TEXTO FORNECIDO
———

OS LIMITES DOS SENTIDOS E O SOBRENATURAL
Como
já foi dito em um artigo anterior, O Mundo dos Mortos e a Literatura de Terror, alguns escritores de Literatura de Terror levaram
para suas obras literárias concepções ocultistas e conhecimentos mágicos. Escritores
como Algernom Blackwood, Arthur Marchen, que tinham como tema frequente de suas
obras o contato com o oculto, com "a parte escondida da realidade",
pertenceram a sociedades de magia, como a Golden Dawn, frequentada também pelo
famoso bruxo Aleister Crowley, antes deste criar sua própria escola esotérica,
a A. A., e nela estes autores galgaram os mais altos postos de conhecimentos
esotéricos.

———

SEÇÃO DE DADOS
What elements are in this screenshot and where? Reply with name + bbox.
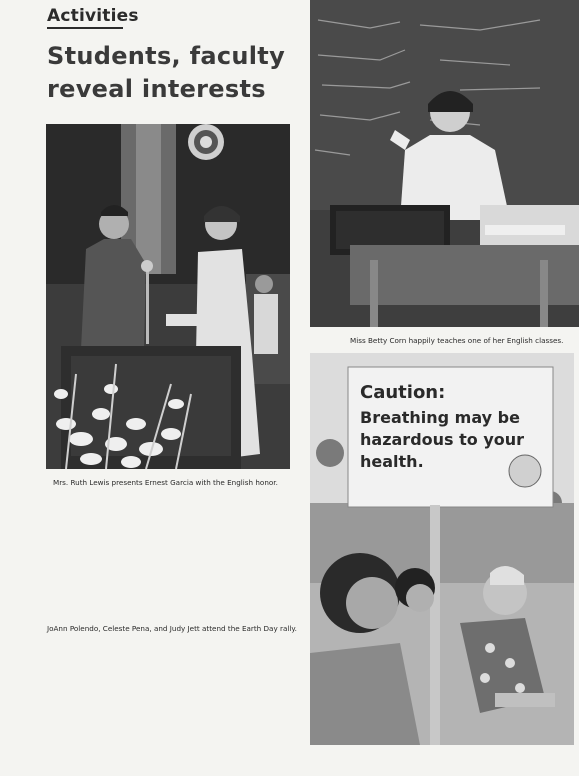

———

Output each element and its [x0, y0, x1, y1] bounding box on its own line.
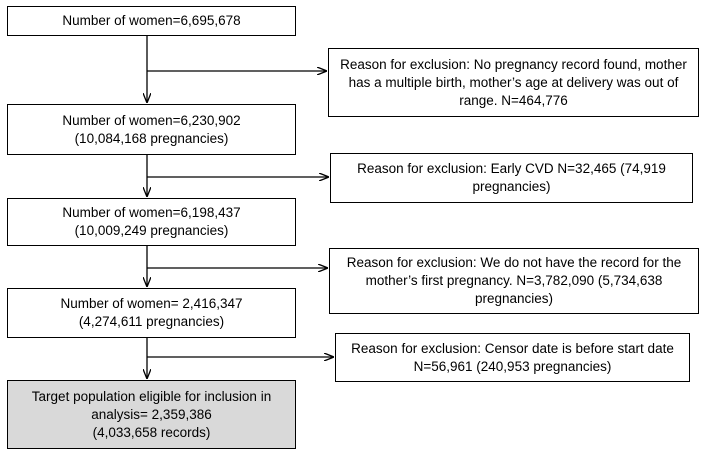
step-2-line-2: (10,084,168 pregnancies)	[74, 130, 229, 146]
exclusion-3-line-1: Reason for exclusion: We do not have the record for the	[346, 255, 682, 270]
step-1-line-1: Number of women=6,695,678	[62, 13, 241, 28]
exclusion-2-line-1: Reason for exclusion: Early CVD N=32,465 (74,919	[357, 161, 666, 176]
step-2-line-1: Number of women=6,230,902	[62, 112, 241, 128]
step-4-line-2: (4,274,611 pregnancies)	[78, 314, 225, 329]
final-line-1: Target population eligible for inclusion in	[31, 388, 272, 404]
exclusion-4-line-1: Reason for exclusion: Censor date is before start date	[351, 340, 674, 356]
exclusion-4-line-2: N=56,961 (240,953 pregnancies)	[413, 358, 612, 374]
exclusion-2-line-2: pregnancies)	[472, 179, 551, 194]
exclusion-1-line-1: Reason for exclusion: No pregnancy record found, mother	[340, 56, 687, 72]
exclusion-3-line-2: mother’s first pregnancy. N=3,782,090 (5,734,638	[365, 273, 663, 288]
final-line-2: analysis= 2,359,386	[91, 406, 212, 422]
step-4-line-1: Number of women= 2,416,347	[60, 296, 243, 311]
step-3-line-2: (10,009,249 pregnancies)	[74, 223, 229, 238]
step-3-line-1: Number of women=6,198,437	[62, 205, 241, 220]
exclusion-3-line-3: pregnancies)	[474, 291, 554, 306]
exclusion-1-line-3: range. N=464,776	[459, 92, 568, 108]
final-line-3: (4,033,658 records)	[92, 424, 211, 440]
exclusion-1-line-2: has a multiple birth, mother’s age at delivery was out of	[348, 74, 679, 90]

———

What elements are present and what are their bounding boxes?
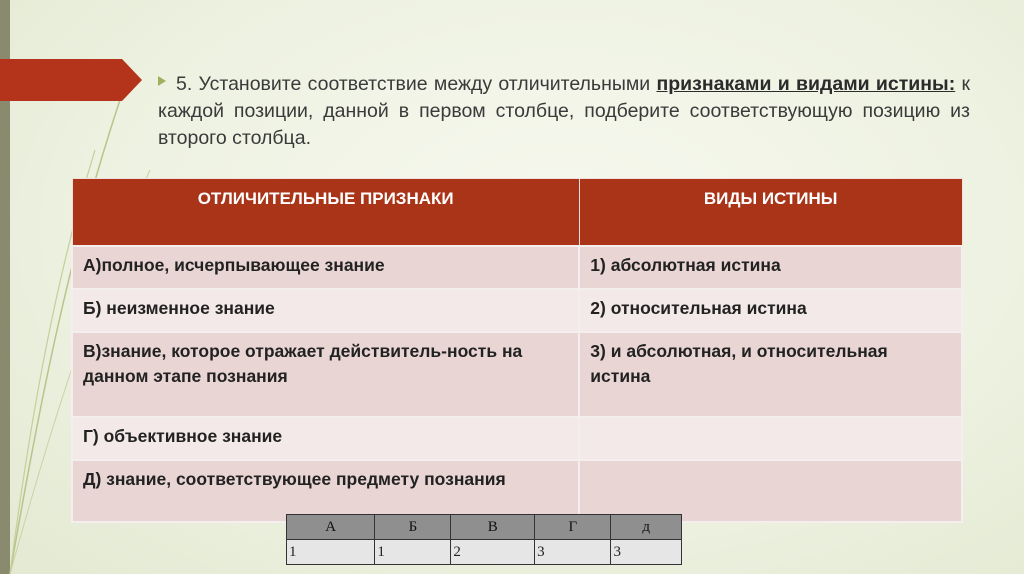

———

INSTRUÇÕES
• 1. Resuma em duas frases o texto sobre literatura de terror e ocultismo.
• 2. Prolongue o texto sobre literatura de terror e ocultismo a partir do ponto em que ele termina.
O material não tem nenhuma relação com o texto sobre literatura de terror.

RESPOSTAS DAS TAREFAS
• 1. Alguns escritores de literatura de terror levaram para suas obras concepções ocultistas e conhecimentos mágicos. Autores como Algernom Blackwood e Arthur Marchen, que tratavam com frequência do contato com o oculto, pertenceram a sociedades de magia como a Golden Dawn e nelas alcançaram os mais altos postos de conhecimento esotérico.

• 2.
E
já que estamos falando de escritores associados a magia, um fato curioso é
contado na biografia do escritor Paulo Coelho, conhecido por participar no
passado de sociedades esotéricas. Quando este se interessou pela obra de
Aleister Crowley, o que o levou a entrar para a ordem esotérica do bruxo inglês,
ele, sem dominar ainda profundos conhecimentos esotéricos, decidiu invocar uma
entidade, segundo os rituais daquela sociedade esotérica. O resultado foi que a
coisa apareceu mesmo para ele. E não apenas para ele, apareceu também
simultaneamente, porém em lugares diferentes, para sua esposa, e para uma amiga
do casal, que também tinha se iniciado na A. A., de Crowley.
O
livro nos conta que a experiência foi tão terrivelmente traumática para Paulo,
que ele largou a sociedade. E após o incidente ele ainda ouviu do mestre
supremo da A. A., da época, um esporro: “A Thelema é a lei do forte. É para o
forte. É para quem aguenta. Quem não aguenta, se fode. Não é coisa para
crianças”.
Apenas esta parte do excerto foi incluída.